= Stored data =
* Begin *
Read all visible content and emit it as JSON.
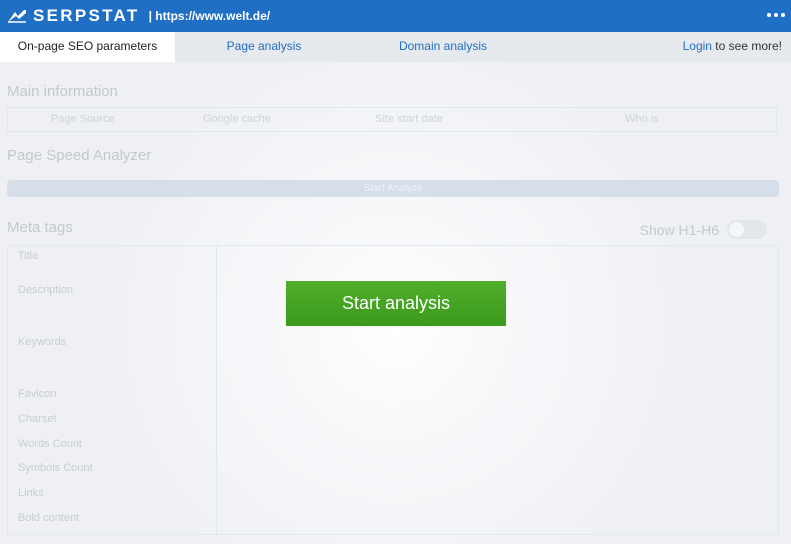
{
  "header": {
    "brand": "SERPSTAT",
    "url": "| https://www.welt.de/"
  },
  "tabs": [
    {
      "label": "On-page SEO parameters",
      "active": true
    },
    {
      "label": "Page analysis",
      "active": false
    },
    {
      "label": "Domain analysis",
      "active": false
    }
  ],
  "login": {
    "link": "Login",
    "suffix": " to see more!"
  },
  "main_info": {
    "title": "Main information",
    "items": [
      "Page Source",
      "Google cache",
      "Site start date",
      "Who is"
    ]
  },
  "page_speed": {
    "title": "Page Speed Analyzer",
    "button": "Start Analyze"
  },
  "meta_tags": {
    "title": "Meta tags",
    "toggle_label": "Show H1-H6",
    "rows": [
      "Title",
      "Description",
      "Keywords",
      "Favicon",
      "Charset",
      "Words Count",
      "Symbols Count",
      "Links",
      "Bold content"
    ]
  },
  "overlay": {
    "button": "Start analysis"
  },
  "colors": {
    "accent": "#1f6fc5",
    "button_green": "#45a323"
  }
}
* End *
All entries are to be retyped exactly. Omit any embedded images.

= Right answer =
Read all visible content and emit it as JSON.
{
  "header": {
    "brand": "SERPSTAT",
    "url": "| https://www.welt.de/"
  },
  "tabs": [
    {
      "label": "On-page SEO parameters",
      "active": true
    },
    {
      "label": "Page analysis",
      "active": false
    },
    {
      "label": "Domain analysis",
      "active": false
    }
  ],
  "login": {
    "link": "Login",
    "suffix": " to see more!"
  },
  "main_info": {
    "title": "Main information",
    "items": [
      "Page Source",
      "Google cache",
      "Site start date",
      "Who is"
    ]
  },
  "page_speed": {
    "title": "Page Speed Analyzer",
    "button": "Start Analyze"
  },
  "meta_tags": {
    "title": "Meta tags",
    "toggle_label": "Show H1-H6",
    "rows": [
      "Title",
      "Description",
      "Keywords",
      "Favicon",
      "Charset",
      "Words Count",
      "Symbols Count",
      "Links",
      "Bold content"
    ]
  },
  "overlay": {
    "button": "Start analysis"
  },
  "colors": {
    "accent": "#1f6fc5",
    "button_green": "#45a323"
  }
}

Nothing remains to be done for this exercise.